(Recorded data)
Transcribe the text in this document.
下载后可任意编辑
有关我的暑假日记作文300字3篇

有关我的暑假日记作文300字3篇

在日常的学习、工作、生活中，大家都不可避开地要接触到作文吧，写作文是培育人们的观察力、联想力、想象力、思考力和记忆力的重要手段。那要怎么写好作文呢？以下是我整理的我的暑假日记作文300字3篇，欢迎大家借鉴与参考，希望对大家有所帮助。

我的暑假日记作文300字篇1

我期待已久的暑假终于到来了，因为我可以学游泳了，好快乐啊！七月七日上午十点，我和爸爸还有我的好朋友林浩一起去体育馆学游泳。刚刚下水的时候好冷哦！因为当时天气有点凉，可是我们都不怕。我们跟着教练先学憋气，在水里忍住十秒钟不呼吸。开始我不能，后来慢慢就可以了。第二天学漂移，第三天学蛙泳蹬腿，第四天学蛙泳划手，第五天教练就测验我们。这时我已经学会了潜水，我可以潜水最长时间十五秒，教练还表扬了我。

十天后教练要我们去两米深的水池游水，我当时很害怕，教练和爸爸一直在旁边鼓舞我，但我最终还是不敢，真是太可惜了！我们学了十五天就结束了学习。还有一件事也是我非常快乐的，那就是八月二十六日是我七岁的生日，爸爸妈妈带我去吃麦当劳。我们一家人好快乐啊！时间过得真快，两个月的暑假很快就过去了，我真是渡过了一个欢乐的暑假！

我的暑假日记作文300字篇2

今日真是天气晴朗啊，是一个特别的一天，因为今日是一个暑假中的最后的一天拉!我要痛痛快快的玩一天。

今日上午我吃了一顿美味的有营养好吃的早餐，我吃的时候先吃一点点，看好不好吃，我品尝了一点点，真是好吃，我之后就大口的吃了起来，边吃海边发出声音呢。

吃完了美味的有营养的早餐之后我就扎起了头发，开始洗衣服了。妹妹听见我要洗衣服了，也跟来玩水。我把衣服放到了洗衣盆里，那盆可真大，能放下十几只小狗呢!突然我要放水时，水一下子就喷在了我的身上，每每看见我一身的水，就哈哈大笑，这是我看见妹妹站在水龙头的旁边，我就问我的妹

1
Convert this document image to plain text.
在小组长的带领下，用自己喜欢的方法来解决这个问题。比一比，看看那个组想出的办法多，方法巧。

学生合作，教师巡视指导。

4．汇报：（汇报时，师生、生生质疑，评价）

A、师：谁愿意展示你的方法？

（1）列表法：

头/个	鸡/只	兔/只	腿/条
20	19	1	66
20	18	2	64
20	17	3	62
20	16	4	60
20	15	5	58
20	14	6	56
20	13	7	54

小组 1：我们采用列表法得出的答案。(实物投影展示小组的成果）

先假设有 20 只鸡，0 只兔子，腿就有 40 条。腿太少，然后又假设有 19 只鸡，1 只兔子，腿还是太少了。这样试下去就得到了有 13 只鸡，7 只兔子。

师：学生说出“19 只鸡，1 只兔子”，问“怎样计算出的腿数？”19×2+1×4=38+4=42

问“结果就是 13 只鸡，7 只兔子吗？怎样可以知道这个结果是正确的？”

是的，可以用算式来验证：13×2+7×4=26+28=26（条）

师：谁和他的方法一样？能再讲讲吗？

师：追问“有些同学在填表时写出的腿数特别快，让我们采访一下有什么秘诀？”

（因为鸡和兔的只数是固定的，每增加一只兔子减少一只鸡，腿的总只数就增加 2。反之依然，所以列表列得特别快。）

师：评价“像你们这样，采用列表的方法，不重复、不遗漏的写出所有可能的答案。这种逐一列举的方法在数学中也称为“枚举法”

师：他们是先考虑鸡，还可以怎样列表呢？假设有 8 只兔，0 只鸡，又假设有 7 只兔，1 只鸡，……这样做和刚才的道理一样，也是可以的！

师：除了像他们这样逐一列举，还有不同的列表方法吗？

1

## [What is required]
Restate all of the entries exactly, please.

## [Full output]
Transcribe the text in this document.
下载后可任意编辑
有关我的暑假日记作文300字3篇

有关我的暑假日记作文300字3篇

在日常的学习、工作、生活中，大家都不可避开地要接触到作文吧，写作文是培育人们的观察力、联想力、想象力、思考力和记忆力的重要手段。那要怎么写好作文呢？以下是我整理的我的暑假日记作文300字3篇，欢迎大家借鉴与参考，希望对大家有所帮助。

我的暑假日记作文300字篇1

我期待已久的暑假终于到来了，因为我可以学游泳了，好快乐啊！七月七日上午十点，我和爸爸还有我的好朋友林浩一起去体育馆学游泳。刚刚下水的时候好冷哦！因为当时天气有点凉，可是我们都不怕。我们跟着教练先学憋气，在水里忍住十秒钟不呼吸。开始我不能，后来慢慢就可以了。第二天学漂移，第三天学蛙泳蹬腿，第四天学蛙泳划手，第五天教练就测验我们。这时我已经学会了潜水，我可以潜水最长时间十五秒，教练还表扬了我。

十天后教练要我们去两米深的水池游水，我当时很害怕，教练和爸爸一直在旁边鼓舞我，但我最终还是不敢，真是太可惜了！我们学了十五天就结束了学习。还有一件事也是我非常快乐的，那就是八月二十六日是我七岁的生日，爸爸妈妈带我去吃麦当劳。我们一家人好快乐啊！时间过得真快，两个月的暑假很快就过去了，我真是渡过了一个欢乐的暑假！

我的暑假日记作文300字篇2

今日真是天气晴朗啊，是一个特别的一天，因为今日是一个暑假中的最后的一天拉!我要痛痛快快的玩一天。

今日上午我吃了一顿美味的有营养好吃的早餐，我吃的时候先吃一点点，看好不好吃，我品尝了一点点，真是好吃，我之后就大口的吃了起来，边吃海边发出声音呢。

吃完了美味的有营养的早餐之后我就扎起了头发，开始洗衣服了。妹妹听见我要洗衣服了，也跟来玩水。我把衣服放到了洗衣盆里，那盆可真大，能放下十几只小狗呢!突然我要放水时，水一下子就喷在了我的身上，每每看见我一身的水，就哈哈大笑，这是我看见妹妹站在水龙头的旁边，我就问我的妹

1
Convert this document image to plain text.
在小组长的带领下，用自己喜欢的方法来解决这个问题。比一比，看看那个组想出的办法多，方法巧。

学生合作，教师巡视指导。

4．汇报：（汇报时，师生、生生质疑，评价）

A、师：谁愿意展示你的方法？

（1）列表法：

头/个	鸡/只	兔/只	腿/条
20	19	1	66
20	18	2	64
20	17	3	62
20	16	4	60
20	15	5	58
20	14	6	56
20	13	7	54

小组 1：我们采用列表法得出的答案。(实物投影展示小组的成果）

先假设有 20 只鸡，0 只兔子，腿就有 40 条。腿太少，然后又假设有 19 只鸡，1 只兔子，腿还是太少了。这样试下去就得到了有 13 只鸡，7 只兔子。

师：学生说出“19 只鸡，1 只兔子”，问“怎样计算出的腿数？”19×2+1×4=38+4=42

问“结果就是 13 只鸡，7 只兔子吗？怎样可以知道这个结果是正确的？”

是的，可以用算式来验证：13×2+7×4=26+28=26（条）

师：谁和他的方法一样？能再讲讲吗？

师：追问“有些同学在填表时写出的腿数特别快，让我们采访一下有什么秘诀？”

（因为鸡和兔的只数是固定的，每增加一只兔子减少一只鸡，腿的总只数就增加 2。反之依然，所以列表列得特别快。）

师：评价“像你们这样，采用列表的方法，不重复、不遗漏的写出所有可能的答案。这种逐一列举的方法在数学中也称为“枚举法”

师：他们是先考虑鸡，还可以怎样列表呢？假设有 8 只兔，0 只鸡，又假设有 7 只兔，1 只鸡，……这样做和刚才的道理一样，也是可以的！

师：除了像他们这样逐一列举，还有不同的列表方法吗？

1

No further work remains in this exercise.